(Excerpts from a figure dataset)
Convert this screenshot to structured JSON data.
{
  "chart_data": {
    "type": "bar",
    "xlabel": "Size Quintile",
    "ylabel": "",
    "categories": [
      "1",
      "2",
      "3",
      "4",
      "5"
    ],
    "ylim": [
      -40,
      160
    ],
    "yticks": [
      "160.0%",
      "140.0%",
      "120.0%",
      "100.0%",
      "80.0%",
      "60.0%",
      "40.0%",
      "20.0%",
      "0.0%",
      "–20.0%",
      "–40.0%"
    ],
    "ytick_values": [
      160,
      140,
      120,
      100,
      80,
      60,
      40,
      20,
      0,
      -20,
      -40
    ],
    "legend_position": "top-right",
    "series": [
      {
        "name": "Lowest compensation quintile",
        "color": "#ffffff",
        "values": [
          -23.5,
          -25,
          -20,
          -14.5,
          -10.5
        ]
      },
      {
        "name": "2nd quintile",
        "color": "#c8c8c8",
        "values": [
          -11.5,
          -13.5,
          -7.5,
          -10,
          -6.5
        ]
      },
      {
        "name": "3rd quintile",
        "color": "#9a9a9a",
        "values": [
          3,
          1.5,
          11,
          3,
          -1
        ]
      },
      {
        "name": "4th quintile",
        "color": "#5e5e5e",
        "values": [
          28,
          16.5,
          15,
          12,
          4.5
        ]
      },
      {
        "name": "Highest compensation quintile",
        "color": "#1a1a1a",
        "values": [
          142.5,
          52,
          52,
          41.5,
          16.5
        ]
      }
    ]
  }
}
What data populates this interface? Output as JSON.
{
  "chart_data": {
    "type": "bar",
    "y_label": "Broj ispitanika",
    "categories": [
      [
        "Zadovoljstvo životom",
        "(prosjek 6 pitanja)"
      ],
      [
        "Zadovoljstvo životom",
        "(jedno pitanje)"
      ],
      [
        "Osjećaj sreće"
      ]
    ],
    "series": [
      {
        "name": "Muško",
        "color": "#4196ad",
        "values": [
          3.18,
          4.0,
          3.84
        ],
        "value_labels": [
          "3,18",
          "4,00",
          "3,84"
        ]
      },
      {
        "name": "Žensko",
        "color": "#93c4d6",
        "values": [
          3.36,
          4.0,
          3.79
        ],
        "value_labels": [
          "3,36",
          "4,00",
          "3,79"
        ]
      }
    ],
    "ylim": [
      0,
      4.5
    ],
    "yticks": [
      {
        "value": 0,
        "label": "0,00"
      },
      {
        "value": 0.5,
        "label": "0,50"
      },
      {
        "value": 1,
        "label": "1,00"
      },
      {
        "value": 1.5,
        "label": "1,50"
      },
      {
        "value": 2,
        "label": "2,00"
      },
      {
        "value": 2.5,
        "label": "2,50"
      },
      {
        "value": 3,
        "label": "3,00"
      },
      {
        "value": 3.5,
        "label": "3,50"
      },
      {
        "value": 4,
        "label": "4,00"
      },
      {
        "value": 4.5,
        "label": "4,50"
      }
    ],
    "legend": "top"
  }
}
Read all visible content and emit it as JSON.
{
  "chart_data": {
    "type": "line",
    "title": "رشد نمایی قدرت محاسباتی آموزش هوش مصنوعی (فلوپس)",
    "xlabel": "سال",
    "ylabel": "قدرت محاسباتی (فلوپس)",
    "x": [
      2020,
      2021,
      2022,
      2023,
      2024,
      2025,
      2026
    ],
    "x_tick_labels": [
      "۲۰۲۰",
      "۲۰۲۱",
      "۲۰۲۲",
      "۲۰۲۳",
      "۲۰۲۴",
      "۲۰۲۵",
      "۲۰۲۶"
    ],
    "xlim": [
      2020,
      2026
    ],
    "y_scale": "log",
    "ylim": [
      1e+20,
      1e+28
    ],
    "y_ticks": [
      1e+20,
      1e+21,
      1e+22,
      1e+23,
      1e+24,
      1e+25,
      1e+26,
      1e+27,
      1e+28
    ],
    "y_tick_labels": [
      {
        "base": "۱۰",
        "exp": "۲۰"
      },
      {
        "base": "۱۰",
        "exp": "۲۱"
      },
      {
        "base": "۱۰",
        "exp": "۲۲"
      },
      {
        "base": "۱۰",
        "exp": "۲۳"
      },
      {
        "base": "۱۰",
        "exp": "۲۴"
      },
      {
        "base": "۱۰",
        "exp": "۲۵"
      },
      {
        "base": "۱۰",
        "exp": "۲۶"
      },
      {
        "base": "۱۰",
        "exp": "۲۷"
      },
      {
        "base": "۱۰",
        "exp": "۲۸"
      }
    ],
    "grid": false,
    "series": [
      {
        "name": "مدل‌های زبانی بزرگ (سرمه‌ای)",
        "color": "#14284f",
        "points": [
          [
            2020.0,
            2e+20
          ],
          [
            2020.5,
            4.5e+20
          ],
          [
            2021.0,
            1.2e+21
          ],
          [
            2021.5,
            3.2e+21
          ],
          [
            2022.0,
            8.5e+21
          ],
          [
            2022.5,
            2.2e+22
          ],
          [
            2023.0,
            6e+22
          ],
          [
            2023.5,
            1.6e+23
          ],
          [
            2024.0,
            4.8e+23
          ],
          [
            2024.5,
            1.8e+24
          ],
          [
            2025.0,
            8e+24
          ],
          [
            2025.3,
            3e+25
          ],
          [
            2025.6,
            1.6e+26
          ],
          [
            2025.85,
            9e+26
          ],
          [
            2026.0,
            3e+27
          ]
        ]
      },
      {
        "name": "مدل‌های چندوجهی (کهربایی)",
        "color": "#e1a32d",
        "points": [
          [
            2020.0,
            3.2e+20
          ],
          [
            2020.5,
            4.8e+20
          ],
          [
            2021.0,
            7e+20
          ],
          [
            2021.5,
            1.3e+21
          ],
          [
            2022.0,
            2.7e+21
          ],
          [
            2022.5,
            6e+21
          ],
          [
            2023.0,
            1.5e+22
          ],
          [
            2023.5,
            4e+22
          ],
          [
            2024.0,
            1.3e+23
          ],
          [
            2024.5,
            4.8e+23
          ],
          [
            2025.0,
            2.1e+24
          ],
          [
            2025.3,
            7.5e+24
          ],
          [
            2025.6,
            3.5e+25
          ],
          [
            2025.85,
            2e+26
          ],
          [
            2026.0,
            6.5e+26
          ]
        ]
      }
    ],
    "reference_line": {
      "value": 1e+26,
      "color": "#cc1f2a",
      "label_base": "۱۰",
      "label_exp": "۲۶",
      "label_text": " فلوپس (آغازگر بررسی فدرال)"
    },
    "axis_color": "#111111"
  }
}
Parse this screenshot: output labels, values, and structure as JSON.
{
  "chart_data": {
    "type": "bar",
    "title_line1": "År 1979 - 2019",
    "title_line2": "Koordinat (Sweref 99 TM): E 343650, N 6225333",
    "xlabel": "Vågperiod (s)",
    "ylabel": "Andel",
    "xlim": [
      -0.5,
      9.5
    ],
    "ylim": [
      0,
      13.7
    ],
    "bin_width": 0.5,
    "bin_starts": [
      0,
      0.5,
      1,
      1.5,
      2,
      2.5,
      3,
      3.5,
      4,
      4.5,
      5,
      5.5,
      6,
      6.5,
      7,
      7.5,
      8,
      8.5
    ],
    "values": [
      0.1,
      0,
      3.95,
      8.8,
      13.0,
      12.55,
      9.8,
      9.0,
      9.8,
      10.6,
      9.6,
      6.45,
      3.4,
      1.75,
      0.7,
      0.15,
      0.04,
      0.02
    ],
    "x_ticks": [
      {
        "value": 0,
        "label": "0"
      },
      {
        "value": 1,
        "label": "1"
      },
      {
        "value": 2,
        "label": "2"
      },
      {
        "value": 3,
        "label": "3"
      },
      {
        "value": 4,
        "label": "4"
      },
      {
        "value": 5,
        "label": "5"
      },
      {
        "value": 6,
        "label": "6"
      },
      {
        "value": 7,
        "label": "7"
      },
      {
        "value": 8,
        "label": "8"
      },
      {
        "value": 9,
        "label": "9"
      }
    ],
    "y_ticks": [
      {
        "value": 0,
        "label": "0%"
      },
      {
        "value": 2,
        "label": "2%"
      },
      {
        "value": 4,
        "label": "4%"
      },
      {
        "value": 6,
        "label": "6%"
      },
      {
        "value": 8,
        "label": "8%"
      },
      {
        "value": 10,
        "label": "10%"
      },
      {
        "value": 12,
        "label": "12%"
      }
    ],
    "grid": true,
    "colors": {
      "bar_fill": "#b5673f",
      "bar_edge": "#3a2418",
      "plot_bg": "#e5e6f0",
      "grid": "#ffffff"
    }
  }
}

Goal — Look for the word "قدرت" in every line of the listing and copy the lines that have it.

Exercise result —
    "title": "رشد نمایی قدرت محاسباتی آموزش هوش مصنوعی (فلوپس)",
    "ylabel": "قدرت محاسباتی (فلوپس)",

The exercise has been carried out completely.